▶ [Problem statement]: Read the records and write them out again exactly.

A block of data
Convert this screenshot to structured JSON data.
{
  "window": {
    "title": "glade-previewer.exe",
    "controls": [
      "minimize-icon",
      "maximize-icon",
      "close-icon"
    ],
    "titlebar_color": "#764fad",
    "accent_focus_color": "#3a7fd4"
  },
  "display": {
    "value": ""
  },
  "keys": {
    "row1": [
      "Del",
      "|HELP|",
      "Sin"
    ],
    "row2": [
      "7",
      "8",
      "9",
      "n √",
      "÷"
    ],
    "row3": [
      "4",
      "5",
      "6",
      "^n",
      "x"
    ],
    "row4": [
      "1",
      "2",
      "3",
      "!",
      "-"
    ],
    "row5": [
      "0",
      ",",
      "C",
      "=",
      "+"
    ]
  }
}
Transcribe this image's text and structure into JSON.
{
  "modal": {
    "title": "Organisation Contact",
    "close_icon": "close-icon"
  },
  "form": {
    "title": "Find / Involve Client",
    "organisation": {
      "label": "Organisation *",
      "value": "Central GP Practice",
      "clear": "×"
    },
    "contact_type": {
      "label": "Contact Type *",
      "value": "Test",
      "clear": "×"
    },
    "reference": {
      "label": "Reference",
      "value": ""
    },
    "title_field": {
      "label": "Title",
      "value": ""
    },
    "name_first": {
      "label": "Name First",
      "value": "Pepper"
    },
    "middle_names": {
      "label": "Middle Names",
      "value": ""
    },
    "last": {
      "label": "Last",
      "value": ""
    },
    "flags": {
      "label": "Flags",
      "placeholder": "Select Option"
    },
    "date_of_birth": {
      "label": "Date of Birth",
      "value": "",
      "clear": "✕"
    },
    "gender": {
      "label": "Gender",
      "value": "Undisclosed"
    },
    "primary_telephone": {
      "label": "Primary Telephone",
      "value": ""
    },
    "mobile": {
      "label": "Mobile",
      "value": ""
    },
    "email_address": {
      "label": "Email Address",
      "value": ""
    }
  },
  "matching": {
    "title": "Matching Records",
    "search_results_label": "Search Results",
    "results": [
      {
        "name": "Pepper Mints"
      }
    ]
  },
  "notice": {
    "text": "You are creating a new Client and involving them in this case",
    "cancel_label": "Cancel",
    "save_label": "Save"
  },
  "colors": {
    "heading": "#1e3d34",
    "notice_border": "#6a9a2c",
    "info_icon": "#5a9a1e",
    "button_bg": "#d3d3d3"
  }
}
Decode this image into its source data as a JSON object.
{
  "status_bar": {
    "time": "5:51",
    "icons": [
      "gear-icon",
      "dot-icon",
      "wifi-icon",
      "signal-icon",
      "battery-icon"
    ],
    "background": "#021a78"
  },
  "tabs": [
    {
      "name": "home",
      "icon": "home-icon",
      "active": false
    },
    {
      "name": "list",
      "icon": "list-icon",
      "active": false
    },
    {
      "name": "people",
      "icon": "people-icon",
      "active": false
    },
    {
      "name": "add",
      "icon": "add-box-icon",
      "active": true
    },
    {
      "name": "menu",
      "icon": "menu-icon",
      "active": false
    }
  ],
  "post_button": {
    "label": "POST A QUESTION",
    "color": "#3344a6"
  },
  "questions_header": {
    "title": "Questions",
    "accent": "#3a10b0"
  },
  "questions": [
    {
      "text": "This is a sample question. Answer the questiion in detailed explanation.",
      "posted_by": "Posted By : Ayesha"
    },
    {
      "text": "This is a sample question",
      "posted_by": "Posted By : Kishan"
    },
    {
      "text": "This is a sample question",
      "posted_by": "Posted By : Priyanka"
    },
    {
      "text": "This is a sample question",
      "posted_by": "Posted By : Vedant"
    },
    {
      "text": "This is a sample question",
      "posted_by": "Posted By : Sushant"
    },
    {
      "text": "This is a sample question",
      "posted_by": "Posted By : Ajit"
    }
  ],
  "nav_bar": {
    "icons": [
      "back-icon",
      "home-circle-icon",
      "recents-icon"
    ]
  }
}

▶ [Output]:
Convert this screenshot to structured JSON data.
{
  "window": {
    "title": "glade-previewer.exe",
    "controls": [
      "minimize-icon",
      "maximize-icon",
      "close-icon"
    ],
    "titlebar_color": "#764fad",
    "accent_focus_color": "#3a7fd4"
  },
  "display": {
    "value": ""
  },
  "keys": {
    "row1": [
      "Del",
      "|HELP|",
      "Sin"
    ],
    "row2": [
      "7",
      "8",
      "9",
      "n √",
      "÷"
    ],
    "row3": [
      "4",
      "5",
      "6",
      "^n",
      "x"
    ],
    "row4": [
      "1",
      "2",
      "3",
      "!",
      "-"
    ],
    "row5": [
      "0",
      ",",
      "C",
      "=",
      "+"
    ]
  }
}
Transcribe this image's text and structure into JSON.
{
  "modal": {
    "title": "Organisation Contact",
    "close_icon": "close-icon"
  },
  "form": {
    "title": "Find / Involve Client",
    "organisation": {
      "label": "Organisation *",
      "value": "Central GP Practice",
      "clear": "×"
    },
    "contact_type": {
      "label": "Contact Type *",
      "value": "Test",
      "clear": "×"
    },
    "reference": {
      "label": "Reference",
      "value": ""
    },
    "title_field": {
      "label": "Title",
      "value": ""
    },
    "name_first": {
      "label": "Name First",
      "value": "Pepper"
    },
    "middle_names": {
      "label": "Middle Names",
      "value": ""
    },
    "last": {
      "label": "Last",
      "value": ""
    },
    "flags": {
      "label": "Flags",
      "placeholder": "Select Option"
    },
    "date_of_birth": {
      "label": "Date of Birth",
      "value": "",
      "clear": "✕"
    },
    "gender": {
      "label": "Gender",
      "value": "Undisclosed"
    },
    "primary_telephone": {
      "label": "Primary Telephone",
      "value": ""
    },
    "mobile": {
      "label": "Mobile",
      "value": ""
    },
    "email_address": {
      "label": "Email Address",
      "value": ""
    }
  },
  "matching": {
    "title": "Matching Records",
    "search_results_label": "Search Results",
    "results": [
      {
        "name": "Pepper Mints"
      }
    ]
  },
  "notice": {
    "text": "You are creating a new Client and involving them in this case",
    "cancel_label": "Cancel",
    "save_label": "Save"
  },
  "colors": {
    "heading": "#1e3d34",
    "notice_border": "#6a9a2c",
    "info_icon": "#5a9a1e",
    "button_bg": "#d3d3d3"
  }
}
Decode this image into its source data as a JSON object.
{
  "status_bar": {
    "time": "5:51",
    "icons": [
      "gear-icon",
      "dot-icon",
      "wifi-icon",
      "signal-icon",
      "battery-icon"
    ],
    "background": "#021a78"
  },
  "tabs": [
    {
      "name": "home",
      "icon": "home-icon",
      "active": false
    },
    {
      "name": "list",
      "icon": "list-icon",
      "active": false
    },
    {
      "name": "people",
      "icon": "people-icon",
      "active": false
    },
    {
      "name": "add",
      "icon": "add-box-icon",
      "active": true
    },
    {
      "name": "menu",
      "icon": "menu-icon",
      "active": false
    }
  ],
  "post_button": {
    "label": "POST A QUESTION",
    "color": "#3344a6"
  },
  "questions_header": {
    "title": "Questions",
    "accent": "#3a10b0"
  },
  "questions": [
    {
      "text": "This is a sample question. Answer the questiion in detailed explanation.",
      "posted_by": "Posted By : Ayesha"
    },
    {
      "text": "This is a sample question",
      "posted_by": "Posted By : Kishan"
    },
    {
      "text": "This is a sample question",
      "posted_by": "Posted By : Priyanka"
    },
    {
      "text": "This is a sample question",
      "posted_by": "Posted By : Vedant"
    },
    {
      "text": "This is a sample question",
      "posted_by": "Posted By : Sushant"
    },
    {
      "text": "This is a sample question",
      "posted_by": "Posted By : Ajit"
    }
  ],
  "nav_bar": {
    "icons": [
      "back-icon",
      "home-circle-icon",
      "recents-icon"
    ]
  }
}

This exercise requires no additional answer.